(Records from a data collection)
◆ ◆ ◆ ◆ ◆ ◆ ◆

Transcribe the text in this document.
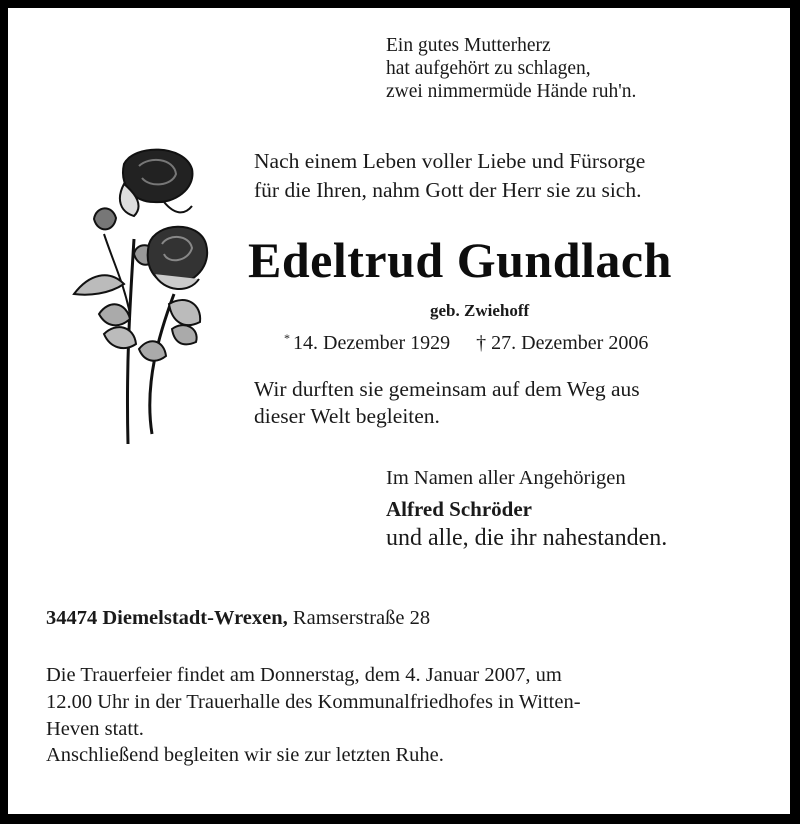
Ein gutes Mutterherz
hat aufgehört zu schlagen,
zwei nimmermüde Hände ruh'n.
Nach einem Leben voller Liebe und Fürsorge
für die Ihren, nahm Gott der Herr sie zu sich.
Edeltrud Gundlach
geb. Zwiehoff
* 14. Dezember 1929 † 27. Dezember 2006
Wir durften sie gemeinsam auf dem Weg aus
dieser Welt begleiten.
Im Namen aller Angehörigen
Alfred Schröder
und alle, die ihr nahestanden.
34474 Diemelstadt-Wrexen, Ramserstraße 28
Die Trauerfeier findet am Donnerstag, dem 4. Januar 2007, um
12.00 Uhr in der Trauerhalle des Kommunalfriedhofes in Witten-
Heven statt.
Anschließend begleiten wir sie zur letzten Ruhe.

◆ ◆ ◆ ◆ ◆ ◆ ◆

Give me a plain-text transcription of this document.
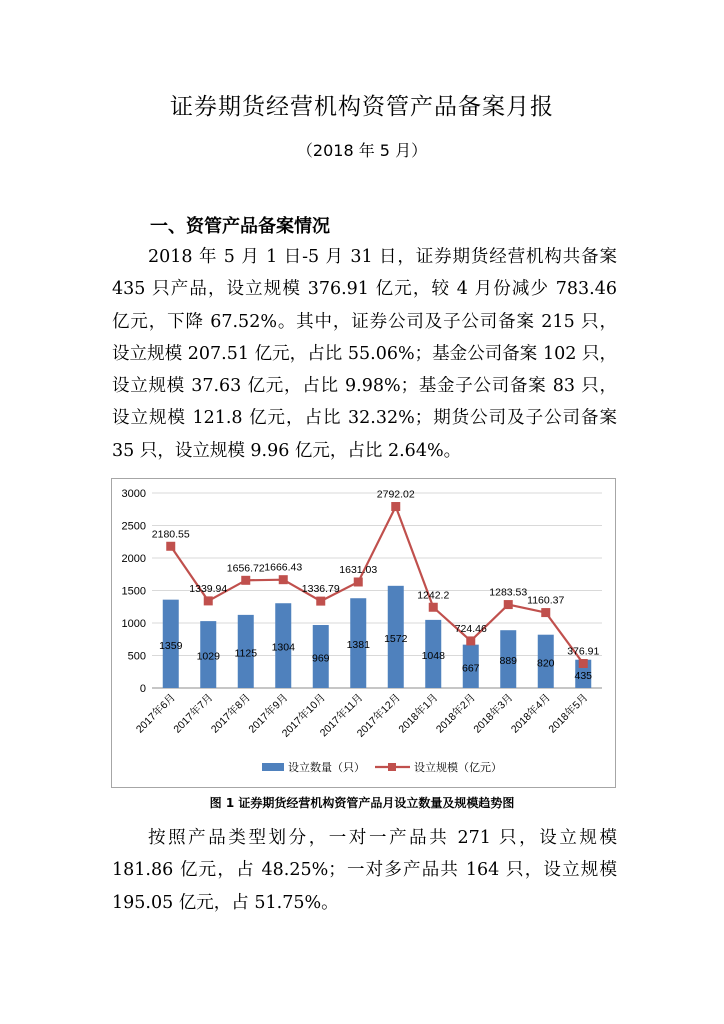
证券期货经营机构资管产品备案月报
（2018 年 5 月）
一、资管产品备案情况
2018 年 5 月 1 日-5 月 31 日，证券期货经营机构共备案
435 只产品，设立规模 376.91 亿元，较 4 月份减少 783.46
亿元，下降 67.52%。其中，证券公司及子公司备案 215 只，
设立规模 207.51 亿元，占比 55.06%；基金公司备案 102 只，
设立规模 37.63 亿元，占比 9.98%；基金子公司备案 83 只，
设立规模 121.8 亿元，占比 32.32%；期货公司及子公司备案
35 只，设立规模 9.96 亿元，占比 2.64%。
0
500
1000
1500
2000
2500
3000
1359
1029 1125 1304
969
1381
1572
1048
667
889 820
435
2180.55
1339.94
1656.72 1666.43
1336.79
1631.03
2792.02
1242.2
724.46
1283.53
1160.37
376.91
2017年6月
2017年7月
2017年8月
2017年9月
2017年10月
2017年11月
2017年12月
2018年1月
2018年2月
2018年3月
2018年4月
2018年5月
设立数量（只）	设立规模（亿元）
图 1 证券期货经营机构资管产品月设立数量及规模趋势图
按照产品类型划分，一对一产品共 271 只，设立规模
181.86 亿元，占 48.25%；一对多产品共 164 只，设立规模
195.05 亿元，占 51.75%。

◆ ◆ ◆ ◆ ◆ ◆ ◆

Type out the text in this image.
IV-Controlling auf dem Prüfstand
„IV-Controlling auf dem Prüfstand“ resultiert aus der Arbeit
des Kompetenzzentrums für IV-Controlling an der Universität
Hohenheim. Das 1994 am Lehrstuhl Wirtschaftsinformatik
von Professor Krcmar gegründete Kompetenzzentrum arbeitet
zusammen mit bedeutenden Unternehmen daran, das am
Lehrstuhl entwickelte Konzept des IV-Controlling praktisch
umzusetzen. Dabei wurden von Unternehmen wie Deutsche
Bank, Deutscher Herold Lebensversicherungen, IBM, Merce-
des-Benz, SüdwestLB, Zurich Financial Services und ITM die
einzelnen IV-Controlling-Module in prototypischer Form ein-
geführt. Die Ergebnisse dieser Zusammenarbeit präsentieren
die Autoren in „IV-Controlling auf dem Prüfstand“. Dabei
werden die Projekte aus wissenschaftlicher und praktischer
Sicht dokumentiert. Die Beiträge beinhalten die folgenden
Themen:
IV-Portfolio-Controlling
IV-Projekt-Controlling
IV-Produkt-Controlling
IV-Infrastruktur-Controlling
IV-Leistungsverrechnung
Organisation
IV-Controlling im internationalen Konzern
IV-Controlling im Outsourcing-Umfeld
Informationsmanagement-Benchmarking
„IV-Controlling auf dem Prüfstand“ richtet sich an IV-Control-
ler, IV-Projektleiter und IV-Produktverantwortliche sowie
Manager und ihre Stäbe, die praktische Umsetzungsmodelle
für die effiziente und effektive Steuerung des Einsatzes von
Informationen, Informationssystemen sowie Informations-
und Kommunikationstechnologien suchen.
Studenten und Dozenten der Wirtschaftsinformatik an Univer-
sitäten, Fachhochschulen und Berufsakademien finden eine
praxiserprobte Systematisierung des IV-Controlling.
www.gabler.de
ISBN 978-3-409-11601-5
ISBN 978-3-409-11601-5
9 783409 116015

◆ ◆ ◆ ◆ ◆ ◆ ◆

Extract all lines from the material above that include the word "this".

Transcribe the text in this document.
Give me a plain-text transcription of this document.
Type out the text in this image.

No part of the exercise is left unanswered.